** Start of Entries shown **

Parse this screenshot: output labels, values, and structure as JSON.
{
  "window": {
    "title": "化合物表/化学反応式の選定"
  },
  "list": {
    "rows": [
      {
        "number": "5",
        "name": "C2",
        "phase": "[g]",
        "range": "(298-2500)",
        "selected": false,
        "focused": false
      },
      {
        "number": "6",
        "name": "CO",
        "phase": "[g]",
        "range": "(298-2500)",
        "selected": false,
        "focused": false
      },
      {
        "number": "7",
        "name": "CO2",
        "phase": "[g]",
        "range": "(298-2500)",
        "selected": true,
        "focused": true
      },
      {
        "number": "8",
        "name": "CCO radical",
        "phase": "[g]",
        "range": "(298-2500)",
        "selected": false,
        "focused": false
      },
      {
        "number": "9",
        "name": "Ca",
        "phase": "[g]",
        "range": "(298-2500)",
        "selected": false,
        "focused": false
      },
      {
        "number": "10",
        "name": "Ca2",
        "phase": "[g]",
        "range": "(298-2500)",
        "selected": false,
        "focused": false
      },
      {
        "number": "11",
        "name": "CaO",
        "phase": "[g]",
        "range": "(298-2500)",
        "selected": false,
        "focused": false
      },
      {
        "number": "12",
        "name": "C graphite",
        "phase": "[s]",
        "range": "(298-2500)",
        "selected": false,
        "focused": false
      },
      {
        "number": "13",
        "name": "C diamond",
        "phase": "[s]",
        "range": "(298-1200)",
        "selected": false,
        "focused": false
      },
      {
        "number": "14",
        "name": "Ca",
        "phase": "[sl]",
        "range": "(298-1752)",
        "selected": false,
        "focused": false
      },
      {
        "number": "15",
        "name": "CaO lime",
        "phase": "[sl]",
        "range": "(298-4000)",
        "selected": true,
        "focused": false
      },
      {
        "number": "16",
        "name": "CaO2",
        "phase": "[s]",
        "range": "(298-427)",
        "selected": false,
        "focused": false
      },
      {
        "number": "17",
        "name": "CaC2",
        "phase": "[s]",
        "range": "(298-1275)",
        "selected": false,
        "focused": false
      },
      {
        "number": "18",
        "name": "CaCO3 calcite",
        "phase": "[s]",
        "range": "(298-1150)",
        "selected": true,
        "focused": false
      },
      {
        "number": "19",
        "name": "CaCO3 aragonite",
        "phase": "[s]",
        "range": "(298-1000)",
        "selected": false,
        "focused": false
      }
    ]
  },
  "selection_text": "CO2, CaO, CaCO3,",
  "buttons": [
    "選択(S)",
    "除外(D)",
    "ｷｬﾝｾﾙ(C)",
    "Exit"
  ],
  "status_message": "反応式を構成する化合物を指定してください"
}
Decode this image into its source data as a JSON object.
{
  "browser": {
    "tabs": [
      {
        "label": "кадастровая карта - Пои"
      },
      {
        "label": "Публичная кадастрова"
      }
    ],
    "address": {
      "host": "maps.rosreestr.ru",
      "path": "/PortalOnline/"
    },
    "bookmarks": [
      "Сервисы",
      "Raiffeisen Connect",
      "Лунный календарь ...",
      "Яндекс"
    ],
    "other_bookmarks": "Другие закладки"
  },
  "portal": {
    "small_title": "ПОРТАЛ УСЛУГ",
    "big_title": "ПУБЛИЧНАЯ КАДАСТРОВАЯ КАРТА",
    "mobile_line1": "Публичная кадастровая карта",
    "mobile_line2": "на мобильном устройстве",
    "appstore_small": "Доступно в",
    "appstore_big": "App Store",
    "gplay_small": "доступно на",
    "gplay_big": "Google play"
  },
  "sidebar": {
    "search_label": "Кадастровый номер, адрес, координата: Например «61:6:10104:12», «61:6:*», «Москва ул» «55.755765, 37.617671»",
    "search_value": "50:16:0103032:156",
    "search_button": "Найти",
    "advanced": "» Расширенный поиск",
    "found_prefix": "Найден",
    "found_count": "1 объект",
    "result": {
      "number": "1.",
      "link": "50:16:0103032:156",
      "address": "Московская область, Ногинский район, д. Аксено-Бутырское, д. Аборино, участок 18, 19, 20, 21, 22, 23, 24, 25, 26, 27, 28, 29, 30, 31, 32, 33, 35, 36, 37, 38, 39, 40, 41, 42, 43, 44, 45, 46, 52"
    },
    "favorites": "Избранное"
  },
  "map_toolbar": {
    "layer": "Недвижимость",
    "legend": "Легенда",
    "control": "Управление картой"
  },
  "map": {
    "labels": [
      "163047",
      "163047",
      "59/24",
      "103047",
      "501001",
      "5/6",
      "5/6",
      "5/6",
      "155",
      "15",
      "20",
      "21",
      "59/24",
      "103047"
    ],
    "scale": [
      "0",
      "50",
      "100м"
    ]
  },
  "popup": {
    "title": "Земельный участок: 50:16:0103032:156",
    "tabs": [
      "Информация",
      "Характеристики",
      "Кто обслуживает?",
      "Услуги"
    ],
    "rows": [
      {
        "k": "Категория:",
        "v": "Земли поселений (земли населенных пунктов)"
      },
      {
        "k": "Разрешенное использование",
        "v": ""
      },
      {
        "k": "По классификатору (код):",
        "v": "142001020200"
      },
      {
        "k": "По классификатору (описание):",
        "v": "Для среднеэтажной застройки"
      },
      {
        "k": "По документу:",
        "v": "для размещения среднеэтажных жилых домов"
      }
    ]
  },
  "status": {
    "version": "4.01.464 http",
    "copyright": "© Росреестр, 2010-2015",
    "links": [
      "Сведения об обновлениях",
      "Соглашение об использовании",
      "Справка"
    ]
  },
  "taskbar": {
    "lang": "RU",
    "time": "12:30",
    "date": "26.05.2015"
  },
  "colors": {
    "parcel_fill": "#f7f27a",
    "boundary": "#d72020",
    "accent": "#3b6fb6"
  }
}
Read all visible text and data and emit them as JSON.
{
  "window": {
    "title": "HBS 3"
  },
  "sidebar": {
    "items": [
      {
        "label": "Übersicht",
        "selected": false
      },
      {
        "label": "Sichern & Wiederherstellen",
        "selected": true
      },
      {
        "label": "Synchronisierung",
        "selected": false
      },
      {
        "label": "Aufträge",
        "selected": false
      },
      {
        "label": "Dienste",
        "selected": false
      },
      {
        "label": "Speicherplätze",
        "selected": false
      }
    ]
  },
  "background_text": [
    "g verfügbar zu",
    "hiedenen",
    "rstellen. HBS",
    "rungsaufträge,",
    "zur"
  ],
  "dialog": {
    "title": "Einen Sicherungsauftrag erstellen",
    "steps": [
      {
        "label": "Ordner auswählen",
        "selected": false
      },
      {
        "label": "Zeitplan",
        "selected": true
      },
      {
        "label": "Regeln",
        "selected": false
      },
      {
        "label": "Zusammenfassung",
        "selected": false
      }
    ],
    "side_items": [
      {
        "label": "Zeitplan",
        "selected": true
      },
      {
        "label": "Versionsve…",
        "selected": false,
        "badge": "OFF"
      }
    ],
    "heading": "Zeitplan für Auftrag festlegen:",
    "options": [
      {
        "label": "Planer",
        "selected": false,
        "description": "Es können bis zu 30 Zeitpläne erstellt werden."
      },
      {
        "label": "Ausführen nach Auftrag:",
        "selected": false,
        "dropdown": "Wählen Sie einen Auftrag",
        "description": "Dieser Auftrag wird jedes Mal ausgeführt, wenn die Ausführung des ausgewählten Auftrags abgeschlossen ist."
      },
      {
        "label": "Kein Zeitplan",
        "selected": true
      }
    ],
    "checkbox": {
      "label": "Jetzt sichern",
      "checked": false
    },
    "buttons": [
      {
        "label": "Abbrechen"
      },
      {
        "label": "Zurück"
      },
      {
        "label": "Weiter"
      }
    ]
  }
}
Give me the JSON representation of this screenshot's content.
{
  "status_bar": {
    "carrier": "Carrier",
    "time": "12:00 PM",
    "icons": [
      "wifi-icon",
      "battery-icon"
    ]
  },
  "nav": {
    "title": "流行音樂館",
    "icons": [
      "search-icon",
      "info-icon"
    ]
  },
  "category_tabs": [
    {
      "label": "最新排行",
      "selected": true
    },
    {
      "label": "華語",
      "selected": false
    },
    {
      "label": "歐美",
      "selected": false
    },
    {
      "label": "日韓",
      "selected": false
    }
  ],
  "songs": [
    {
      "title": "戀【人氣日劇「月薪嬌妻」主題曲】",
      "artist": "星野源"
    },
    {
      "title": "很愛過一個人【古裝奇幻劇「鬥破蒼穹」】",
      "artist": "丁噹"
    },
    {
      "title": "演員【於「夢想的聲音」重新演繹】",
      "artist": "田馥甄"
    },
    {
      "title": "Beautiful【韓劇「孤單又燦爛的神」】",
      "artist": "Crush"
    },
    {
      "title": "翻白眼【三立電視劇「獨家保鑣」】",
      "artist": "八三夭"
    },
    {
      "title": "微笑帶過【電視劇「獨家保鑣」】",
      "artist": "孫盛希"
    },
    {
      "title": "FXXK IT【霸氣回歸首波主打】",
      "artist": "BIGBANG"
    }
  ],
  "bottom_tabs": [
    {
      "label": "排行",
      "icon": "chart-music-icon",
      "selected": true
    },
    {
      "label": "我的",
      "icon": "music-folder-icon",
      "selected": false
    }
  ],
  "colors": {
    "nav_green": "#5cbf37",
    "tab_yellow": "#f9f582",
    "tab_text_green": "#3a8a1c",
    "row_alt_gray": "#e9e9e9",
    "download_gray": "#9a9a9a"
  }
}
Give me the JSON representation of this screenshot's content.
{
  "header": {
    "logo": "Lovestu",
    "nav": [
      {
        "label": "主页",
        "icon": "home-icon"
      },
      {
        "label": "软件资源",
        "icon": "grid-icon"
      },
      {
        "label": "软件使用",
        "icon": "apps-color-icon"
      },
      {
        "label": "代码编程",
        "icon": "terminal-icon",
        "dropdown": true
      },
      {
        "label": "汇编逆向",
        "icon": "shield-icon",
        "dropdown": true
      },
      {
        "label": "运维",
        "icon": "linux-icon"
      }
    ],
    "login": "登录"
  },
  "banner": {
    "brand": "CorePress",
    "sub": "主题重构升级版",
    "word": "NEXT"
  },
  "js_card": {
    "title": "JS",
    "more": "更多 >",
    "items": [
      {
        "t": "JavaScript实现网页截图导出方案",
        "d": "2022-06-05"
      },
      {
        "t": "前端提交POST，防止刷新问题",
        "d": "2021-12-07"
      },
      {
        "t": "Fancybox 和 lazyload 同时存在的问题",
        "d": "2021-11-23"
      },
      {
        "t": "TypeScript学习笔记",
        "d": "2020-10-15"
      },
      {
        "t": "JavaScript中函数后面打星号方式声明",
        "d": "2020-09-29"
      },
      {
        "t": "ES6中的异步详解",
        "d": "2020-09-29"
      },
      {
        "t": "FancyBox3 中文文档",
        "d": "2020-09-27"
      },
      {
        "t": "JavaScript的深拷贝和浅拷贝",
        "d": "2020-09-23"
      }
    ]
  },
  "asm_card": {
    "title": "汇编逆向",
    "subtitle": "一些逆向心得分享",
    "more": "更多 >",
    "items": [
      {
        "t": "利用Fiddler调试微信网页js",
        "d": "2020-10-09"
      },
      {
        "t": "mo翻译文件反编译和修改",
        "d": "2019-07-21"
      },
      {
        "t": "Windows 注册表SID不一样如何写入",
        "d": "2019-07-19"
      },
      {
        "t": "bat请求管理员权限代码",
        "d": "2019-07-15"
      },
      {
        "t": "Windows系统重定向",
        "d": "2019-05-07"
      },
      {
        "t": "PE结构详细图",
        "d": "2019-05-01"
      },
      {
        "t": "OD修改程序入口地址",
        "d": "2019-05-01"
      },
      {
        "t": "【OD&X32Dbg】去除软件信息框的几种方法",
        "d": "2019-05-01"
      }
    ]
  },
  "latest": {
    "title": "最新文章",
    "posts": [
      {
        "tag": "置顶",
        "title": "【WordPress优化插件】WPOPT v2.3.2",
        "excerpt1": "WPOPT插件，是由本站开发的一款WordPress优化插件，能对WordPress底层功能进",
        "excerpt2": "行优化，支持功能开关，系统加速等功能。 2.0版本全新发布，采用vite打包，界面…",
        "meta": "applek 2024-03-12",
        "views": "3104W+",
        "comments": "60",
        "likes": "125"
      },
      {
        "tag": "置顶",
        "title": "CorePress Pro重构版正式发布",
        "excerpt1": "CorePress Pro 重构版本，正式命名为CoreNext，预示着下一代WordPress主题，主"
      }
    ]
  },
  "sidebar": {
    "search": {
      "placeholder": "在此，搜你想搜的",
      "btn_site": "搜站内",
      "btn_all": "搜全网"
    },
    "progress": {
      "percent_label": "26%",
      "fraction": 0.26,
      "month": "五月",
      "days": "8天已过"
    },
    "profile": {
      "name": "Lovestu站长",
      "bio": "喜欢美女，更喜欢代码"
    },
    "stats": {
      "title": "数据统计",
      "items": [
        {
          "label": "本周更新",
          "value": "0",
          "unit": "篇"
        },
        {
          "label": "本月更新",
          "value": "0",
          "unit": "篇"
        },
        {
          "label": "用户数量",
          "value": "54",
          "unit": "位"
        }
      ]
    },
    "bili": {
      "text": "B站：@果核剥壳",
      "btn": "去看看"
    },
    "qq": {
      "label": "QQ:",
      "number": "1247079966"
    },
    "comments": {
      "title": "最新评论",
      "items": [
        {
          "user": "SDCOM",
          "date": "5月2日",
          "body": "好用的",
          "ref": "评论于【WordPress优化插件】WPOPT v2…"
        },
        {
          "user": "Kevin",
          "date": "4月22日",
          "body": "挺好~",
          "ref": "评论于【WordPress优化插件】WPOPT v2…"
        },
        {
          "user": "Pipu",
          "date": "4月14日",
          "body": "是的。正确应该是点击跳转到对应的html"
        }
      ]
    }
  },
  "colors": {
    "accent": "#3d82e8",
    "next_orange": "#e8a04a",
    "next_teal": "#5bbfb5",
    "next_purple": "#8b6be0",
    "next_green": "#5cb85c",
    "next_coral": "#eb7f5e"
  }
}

** End of Entries shown **

## [Task objective]
Copy out the lines that hold "獨家保鑣".

## [Answer in full]
      "title": "翻白眼【三立電視劇「獨家保鑣」】",
      "title": "微笑帶過【電視劇「獨家保鑣」】",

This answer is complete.